## WORK REQUIRED:
Extract the listing in its entirety, keeping each line identical to the original.

## BEGIN

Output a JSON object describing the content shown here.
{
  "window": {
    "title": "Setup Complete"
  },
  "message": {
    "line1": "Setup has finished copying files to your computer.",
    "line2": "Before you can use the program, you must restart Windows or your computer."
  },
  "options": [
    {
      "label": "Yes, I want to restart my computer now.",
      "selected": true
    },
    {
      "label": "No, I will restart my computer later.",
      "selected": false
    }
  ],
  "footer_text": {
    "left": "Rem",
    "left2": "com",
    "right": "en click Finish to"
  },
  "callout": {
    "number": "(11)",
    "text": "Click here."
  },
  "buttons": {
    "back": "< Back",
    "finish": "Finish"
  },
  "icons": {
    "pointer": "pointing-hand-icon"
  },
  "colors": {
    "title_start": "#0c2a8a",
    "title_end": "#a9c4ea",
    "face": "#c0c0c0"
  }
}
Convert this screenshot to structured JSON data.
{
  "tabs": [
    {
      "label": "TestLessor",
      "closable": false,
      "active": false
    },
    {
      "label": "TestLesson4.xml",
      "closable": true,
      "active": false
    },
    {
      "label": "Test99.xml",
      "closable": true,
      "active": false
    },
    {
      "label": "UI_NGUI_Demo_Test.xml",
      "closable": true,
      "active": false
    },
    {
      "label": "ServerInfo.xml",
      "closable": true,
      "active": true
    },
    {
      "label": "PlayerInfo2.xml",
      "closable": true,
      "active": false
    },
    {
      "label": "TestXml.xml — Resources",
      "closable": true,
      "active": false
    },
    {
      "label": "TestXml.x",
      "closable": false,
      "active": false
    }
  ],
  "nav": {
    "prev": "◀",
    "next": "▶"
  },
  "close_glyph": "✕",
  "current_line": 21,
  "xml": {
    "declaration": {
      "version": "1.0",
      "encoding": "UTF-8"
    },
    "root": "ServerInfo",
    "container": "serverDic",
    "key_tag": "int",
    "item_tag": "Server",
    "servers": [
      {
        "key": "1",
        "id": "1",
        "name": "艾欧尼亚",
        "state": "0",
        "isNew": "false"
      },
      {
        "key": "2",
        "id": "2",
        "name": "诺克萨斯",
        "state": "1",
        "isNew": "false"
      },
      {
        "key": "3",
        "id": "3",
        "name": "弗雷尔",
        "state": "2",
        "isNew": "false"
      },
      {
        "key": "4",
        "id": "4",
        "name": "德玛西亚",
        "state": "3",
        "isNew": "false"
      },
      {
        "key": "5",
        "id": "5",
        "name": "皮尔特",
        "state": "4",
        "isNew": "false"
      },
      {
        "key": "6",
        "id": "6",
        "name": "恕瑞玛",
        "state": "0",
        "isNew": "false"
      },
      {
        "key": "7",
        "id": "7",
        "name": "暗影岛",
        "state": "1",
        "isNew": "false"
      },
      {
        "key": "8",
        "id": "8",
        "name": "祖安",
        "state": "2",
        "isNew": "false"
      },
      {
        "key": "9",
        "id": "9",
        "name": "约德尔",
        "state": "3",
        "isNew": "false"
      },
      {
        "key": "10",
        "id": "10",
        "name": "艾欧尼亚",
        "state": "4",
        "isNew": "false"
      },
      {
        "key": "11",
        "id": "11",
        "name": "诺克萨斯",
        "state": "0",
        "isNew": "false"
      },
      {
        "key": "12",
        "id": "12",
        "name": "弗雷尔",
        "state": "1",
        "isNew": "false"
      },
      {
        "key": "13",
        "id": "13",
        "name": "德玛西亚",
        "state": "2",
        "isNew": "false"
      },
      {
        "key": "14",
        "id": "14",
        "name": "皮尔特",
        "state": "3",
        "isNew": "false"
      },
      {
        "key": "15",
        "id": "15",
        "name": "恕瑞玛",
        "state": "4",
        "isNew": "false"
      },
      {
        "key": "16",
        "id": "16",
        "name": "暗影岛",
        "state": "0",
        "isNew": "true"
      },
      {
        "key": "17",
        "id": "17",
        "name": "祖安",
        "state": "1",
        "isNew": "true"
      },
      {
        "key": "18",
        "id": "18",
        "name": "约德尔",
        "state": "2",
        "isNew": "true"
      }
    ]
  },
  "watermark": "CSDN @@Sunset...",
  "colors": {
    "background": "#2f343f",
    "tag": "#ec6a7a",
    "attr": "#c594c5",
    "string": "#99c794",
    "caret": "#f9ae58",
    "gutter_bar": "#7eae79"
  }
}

## END

## EXERCISE ANSWER:
Output a JSON object describing the content shown here.
{
  "window": {
    "title": "Setup Complete"
  },
  "message": {
    "line1": "Setup has finished copying files to your computer.",
    "line2": "Before you can use the program, you must restart Windows or your computer."
  },
  "options": [
    {
      "label": "Yes, I want to restart my computer now.",
      "selected": true
    },
    {
      "label": "No, I will restart my computer later.",
      "selected": false
    }
  ],
  "footer_text": {
    "left": "Rem",
    "left2": "com",
    "right": "en click Finish to"
  },
  "callout": {
    "number": "(11)",
    "text": "Click here."
  },
  "buttons": {
    "back": "< Back",
    "finish": "Finish"
  },
  "icons": {
    "pointer": "pointing-hand-icon"
  },
  "colors": {
    "title_start": "#0c2a8a",
    "title_end": "#a9c4ea",
    "face": "#c0c0c0"
  }
}
Convert this screenshot to structured JSON data.
{
  "tabs": [
    {
      "label": "TestLessor",
      "closable": false,
      "active": false
    },
    {
      "label": "TestLesson4.xml",
      "closable": true,
      "active": false
    },
    {
      "label": "Test99.xml",
      "closable": true,
      "active": false
    },
    {
      "label": "UI_NGUI_Demo_Test.xml",
      "closable": true,
      "active": false
    },
    {
      "label": "ServerInfo.xml",
      "closable": true,
      "active": true
    },
    {
      "label": "PlayerInfo2.xml",
      "closable": true,
      "active": false
    },
    {
      "label": "TestXml.xml — Resources",
      "closable": true,
      "active": false
    },
    {
      "label": "TestXml.x",
      "closable": false,
      "active": false
    }
  ],
  "nav": {
    "prev": "◀",
    "next": "▶"
  },
  "close_glyph": "✕",
  "current_line": 21,
  "xml": {
    "declaration": {
      "version": "1.0",
      "encoding": "UTF-8"
    },
    "root": "ServerInfo",
    "container": "serverDic",
    "key_tag": "int",
    "item_tag": "Server",
    "servers": [
      {
        "key": "1",
        "id": "1",
        "name": "艾欧尼亚",
        "state": "0",
        "isNew": "false"
      },
      {
        "key": "2",
        "id": "2",
        "name": "诺克萨斯",
        "state": "1",
        "isNew": "false"
      },
      {
        "key": "3",
        "id": "3",
        "name": "弗雷尔",
        "state": "2",
        "isNew": "false"
      },
      {
        "key": "4",
        "id": "4",
        "name": "德玛西亚",
        "state": "3",
        "isNew": "false"
      },
      {
        "key": "5",
        "id": "5",
        "name": "皮尔特",
        "state": "4",
        "isNew": "false"
      },
      {
        "key": "6",
        "id": "6",
        "name": "恕瑞玛",
        "state": "0",
        "isNew": "false"
      },
      {
        "key": "7",
        "id": "7",
        "name": "暗影岛",
        "state": "1",
        "isNew": "false"
      },
      {
        "key": "8",
        "id": "8",
        "name": "祖安",
        "state": "2",
        "isNew": "false"
      },
      {
        "key": "9",
        "id": "9",
        "name": "约德尔",
        "state": "3",
        "isNew": "false"
      },
      {
        "key": "10",
        "id": "10",
        "name": "艾欧尼亚",
        "state": "4",
        "isNew": "false"
      },
      {
        "key": "11",
        "id": "11",
        "name": "诺克萨斯",
        "state": "0",
        "isNew": "false"
      },
      {
        "key": "12",
        "id": "12",
        "name": "弗雷尔",
        "state": "1",
        "isNew": "false"
      },
      {
        "key": "13",
        "id": "13",
        "name": "德玛西亚",
        "state": "2",
        "isNew": "false"
      },
      {
        "key": "14",
        "id": "14",
        "name": "皮尔特",
        "state": "3",
        "isNew": "false"
      },
      {
        "key": "15",
        "id": "15",
        "name": "恕瑞玛",
        "state": "4",
        "isNew": "false"
      },
      {
        "key": "16",
        "id": "16",
        "name": "暗影岛",
        "state": "0",
        "isNew": "true"
      },
      {
        "key": "17",
        "id": "17",
        "name": "祖安",
        "state": "1",
        "isNew": "true"
      },
      {
        "key": "18",
        "id": "18",
        "name": "约德尔",
        "state": "2",
        "isNew": "true"
      }
    ]
  },
  "watermark": "CSDN @@Sunset...",
  "colors": {
    "background": "#2f343f",
    "tag": "#ec6a7a",
    "attr": "#c594c5",
    "string": "#99c794",
    "caret": "#f9ae58",
    "gutter_bar": "#7eae79"
  }
}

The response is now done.